> Your task
Each entry below must be repeated word for word.

> Data for processing
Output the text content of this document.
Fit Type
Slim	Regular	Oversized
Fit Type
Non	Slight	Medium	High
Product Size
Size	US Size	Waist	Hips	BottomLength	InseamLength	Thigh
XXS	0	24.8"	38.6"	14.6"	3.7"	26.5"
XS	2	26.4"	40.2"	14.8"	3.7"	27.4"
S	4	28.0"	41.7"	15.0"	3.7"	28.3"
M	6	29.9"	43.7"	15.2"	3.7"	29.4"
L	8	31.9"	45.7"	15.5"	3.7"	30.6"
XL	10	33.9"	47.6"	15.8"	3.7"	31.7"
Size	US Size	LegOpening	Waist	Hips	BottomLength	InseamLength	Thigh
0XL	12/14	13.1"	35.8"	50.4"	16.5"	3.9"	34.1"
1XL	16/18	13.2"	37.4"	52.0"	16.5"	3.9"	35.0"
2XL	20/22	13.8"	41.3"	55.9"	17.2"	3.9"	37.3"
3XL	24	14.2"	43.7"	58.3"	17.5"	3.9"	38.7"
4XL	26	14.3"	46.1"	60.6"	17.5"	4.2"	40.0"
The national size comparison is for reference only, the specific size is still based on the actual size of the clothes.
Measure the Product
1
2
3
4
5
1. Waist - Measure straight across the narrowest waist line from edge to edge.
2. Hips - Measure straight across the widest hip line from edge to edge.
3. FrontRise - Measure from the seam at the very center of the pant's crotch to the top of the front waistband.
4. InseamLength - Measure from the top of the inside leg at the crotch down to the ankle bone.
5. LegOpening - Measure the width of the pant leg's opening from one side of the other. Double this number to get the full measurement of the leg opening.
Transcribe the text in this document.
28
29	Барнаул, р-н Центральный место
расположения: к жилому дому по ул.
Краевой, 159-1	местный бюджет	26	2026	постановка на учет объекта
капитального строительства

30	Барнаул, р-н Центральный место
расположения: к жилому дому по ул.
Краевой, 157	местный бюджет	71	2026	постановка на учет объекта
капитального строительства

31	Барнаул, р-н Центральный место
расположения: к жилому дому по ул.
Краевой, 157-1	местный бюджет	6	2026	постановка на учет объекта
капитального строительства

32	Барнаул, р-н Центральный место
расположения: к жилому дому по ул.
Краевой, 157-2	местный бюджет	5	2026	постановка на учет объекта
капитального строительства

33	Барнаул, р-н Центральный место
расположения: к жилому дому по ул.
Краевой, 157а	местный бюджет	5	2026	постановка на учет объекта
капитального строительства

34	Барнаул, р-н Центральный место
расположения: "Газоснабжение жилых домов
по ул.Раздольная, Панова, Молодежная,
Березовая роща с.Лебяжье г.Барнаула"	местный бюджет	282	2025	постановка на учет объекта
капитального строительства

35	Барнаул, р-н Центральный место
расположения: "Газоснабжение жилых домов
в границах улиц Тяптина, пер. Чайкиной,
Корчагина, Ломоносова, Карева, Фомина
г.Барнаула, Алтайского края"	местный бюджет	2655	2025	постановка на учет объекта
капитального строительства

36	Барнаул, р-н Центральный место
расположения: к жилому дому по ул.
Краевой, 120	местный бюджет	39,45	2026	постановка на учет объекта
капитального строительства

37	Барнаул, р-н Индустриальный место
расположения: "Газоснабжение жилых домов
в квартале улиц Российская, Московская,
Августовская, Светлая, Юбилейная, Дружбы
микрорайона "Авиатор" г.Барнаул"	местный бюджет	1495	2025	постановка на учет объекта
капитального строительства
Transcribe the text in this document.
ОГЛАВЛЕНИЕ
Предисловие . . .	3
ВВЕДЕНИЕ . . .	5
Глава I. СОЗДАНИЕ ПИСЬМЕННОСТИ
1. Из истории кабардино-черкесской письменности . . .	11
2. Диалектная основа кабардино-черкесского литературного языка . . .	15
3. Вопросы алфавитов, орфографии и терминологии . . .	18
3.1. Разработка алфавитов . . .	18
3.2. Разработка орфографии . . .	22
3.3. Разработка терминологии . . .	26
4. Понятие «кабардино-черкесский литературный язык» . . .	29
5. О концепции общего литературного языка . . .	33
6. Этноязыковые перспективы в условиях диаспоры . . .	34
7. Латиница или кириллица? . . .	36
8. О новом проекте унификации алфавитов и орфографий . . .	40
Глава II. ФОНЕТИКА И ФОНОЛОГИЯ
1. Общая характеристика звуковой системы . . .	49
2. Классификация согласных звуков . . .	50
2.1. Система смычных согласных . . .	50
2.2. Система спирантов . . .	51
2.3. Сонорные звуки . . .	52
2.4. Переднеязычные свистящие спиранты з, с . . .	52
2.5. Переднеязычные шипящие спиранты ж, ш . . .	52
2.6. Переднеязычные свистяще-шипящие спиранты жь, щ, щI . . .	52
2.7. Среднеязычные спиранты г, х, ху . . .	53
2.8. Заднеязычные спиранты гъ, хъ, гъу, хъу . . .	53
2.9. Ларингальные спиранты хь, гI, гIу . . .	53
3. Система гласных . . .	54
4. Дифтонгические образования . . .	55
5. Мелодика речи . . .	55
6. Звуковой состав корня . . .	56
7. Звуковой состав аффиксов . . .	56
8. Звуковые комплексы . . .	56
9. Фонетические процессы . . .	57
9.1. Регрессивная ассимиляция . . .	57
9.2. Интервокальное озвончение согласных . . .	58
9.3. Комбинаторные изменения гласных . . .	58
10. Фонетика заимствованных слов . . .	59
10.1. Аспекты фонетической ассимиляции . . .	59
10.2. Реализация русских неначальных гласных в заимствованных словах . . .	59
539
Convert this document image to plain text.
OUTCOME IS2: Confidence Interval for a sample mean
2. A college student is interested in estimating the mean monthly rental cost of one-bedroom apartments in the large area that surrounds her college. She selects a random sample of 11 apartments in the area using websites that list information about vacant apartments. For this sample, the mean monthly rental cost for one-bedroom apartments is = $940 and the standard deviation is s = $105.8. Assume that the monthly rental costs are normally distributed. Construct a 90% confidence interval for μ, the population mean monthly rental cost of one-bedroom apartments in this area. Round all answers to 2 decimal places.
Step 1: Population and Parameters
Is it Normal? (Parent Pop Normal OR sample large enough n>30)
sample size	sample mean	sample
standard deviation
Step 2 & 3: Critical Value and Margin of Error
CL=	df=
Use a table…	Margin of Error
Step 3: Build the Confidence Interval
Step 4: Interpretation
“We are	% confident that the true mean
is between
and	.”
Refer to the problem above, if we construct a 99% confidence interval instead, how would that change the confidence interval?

> Task output
Output the text content of this document.
Fit Type
Slim	Regular	Oversized
Fit Type
Non	Slight	Medium	High
Product Size
Size	US Size	Waist	Hips	BottomLength	InseamLength	Thigh
XXS	0	24.8"	38.6"	14.6"	3.7"	26.5"
XS	2	26.4"	40.2"	14.8"	3.7"	27.4"
S	4	28.0"	41.7"	15.0"	3.7"	28.3"
M	6	29.9"	43.7"	15.2"	3.7"	29.4"
L	8	31.9"	45.7"	15.5"	3.7"	30.6"
XL	10	33.9"	47.6"	15.8"	3.7"	31.7"
Size	US Size	LegOpening	Waist	Hips	BottomLength	InseamLength	Thigh
0XL	12/14	13.1"	35.8"	50.4"	16.5"	3.9"	34.1"
1XL	16/18	13.2"	37.4"	52.0"	16.5"	3.9"	35.0"
2XL	20/22	13.8"	41.3"	55.9"	17.2"	3.9"	37.3"
3XL	24	14.2"	43.7"	58.3"	17.5"	3.9"	38.7"
4XL	26	14.3"	46.1"	60.6"	17.5"	4.2"	40.0"
The national size comparison is for reference only, the specific size is still based on the actual size of the clothes.
Measure the Product
1
2
3
4
5
1. Waist - Measure straight across the narrowest waist line from edge to edge.
2. Hips - Measure straight across the widest hip line from edge to edge.
3. FrontRise - Measure from the seam at the very center of the pant's crotch to the top of the front waistband.
4. InseamLength - Measure from the top of the inside leg at the crotch down to the ankle bone.
5. LegOpening - Measure the width of the pant leg's opening from one side of the other. Double this number to get the full measurement of the leg opening.
Transcribe the text in this document.
28
29	Барнаул, р-н Центральный место
расположения: к жилому дому по ул.
Краевой, 159-1	местный бюджет	26	2026	постановка на учет объекта
капитального строительства

30	Барнаул, р-н Центральный место
расположения: к жилому дому по ул.
Краевой, 157	местный бюджет	71	2026	постановка на учет объекта
капитального строительства

31	Барнаул, р-н Центральный место
расположения: к жилому дому по ул.
Краевой, 157-1	местный бюджет	6	2026	постановка на учет объекта
капитального строительства

32	Барнаул, р-н Центральный место
расположения: к жилому дому по ул.
Краевой, 157-2	местный бюджет	5	2026	постановка на учет объекта
капитального строительства

33	Барнаул, р-н Центральный место
расположения: к жилому дому по ул.
Краевой, 157а	местный бюджет	5	2026	постановка на учет объекта
капитального строительства

34	Барнаул, р-н Центральный место
расположения: "Газоснабжение жилых домов
по ул.Раздольная, Панова, Молодежная,
Березовая роща с.Лебяжье г.Барнаула"	местный бюджет	282	2025	постановка на учет объекта
капитального строительства

35	Барнаул, р-н Центральный место
расположения: "Газоснабжение жилых домов
в границах улиц Тяптина, пер. Чайкиной,
Корчагина, Ломоносова, Карева, Фомина
г.Барнаула, Алтайского края"	местный бюджет	2655	2025	постановка на учет объекта
капитального строительства

36	Барнаул, р-н Центральный место
расположения: к жилому дому по ул.
Краевой, 120	местный бюджет	39,45	2026	постановка на учет объекта
капитального строительства

37	Барнаул, р-н Индустриальный место
расположения: "Газоснабжение жилых домов
в квартале улиц Российская, Московская,
Августовская, Светлая, Юбилейная, Дружбы
микрорайона "Авиатор" г.Барнаул"	местный бюджет	1495	2025	постановка на учет объекта
капитального строительства
Transcribe the text in this document.
ОГЛАВЛЕНИЕ
Предисловие . . .	3
ВВЕДЕНИЕ . . .	5
Глава I. СОЗДАНИЕ ПИСЬМЕННОСТИ
1. Из истории кабардино-черкесской письменности . . .	11
2. Диалектная основа кабардино-черкесского литературного языка . . .	15
3. Вопросы алфавитов, орфографии и терминологии . . .	18
3.1. Разработка алфавитов . . .	18
3.2. Разработка орфографии . . .	22
3.3. Разработка терминологии . . .	26
4. Понятие «кабардино-черкесский литературный язык» . . .	29
5. О концепции общего литературного языка . . .	33
6. Этноязыковые перспективы в условиях диаспоры . . .	34
7. Латиница или кириллица? . . .	36
8. О новом проекте унификации алфавитов и орфографий . . .	40
Глава II. ФОНЕТИКА И ФОНОЛОГИЯ
1. Общая характеристика звуковой системы . . .	49
2. Классификация согласных звуков . . .	50
2.1. Система смычных согласных . . .	50
2.2. Система спирантов . . .	51
2.3. Сонорные звуки . . .	52
2.4. Переднеязычные свистящие спиранты з, с . . .	52
2.5. Переднеязычные шипящие спиранты ж, ш . . .	52
2.6. Переднеязычные свистяще-шипящие спиранты жь, щ, щI . . .	52
2.7. Среднеязычные спиранты г, х, ху . . .	53
2.8. Заднеязычные спиранты гъ, хъ, гъу, хъу . . .	53
2.9. Ларингальные спиранты хь, гI, гIу . . .	53
3. Система гласных . . .	54
4. Дифтонгические образования . . .	55
5. Мелодика речи . . .	55
6. Звуковой состав корня . . .	56
7. Звуковой состав аффиксов . . .	56
8. Звуковые комплексы . . .	56
9. Фонетические процессы . . .	57
9.1. Регрессивная ассимиляция . . .	57
9.2. Интервокальное озвончение согласных . . .	58
9.3. Комбинаторные изменения гласных . . .	58
10. Фонетика заимствованных слов . . .	59
10.1. Аспекты фонетической ассимиляции . . .	59
10.2. Реализация русских неначальных гласных в заимствованных словах . . .	59
539
Convert this document image to plain text.
OUTCOME IS2: Confidence Interval for a sample mean
2. A college student is interested in estimating the mean monthly rental cost of one-bedroom apartments in the large area that surrounds her college. She selects a random sample of 11 apartments in the area using websites that list information about vacant apartments. For this sample, the mean monthly rental cost for one-bedroom apartments is = $940 and the standard deviation is s = $105.8. Assume that the monthly rental costs are normally distributed. Construct a 90% confidence interval for μ, the population mean monthly rental cost of one-bedroom apartments in this area. Round all answers to 2 decimal places.
Step 1: Population and Parameters
Is it Normal? (Parent Pop Normal OR sample large enough n>30)
sample size	sample mean	sample
standard deviation
Step 2 & 3: Critical Value and Margin of Error
CL=	df=
Use a table…	Margin of Error
Step 3: Build the Confidence Interval
Step 4: Interpretation
“We are	% confident that the true mean
is between
and	.”
Refer to the problem above, if we construct a 99% confidence interval instead, how would that change the confidence interval?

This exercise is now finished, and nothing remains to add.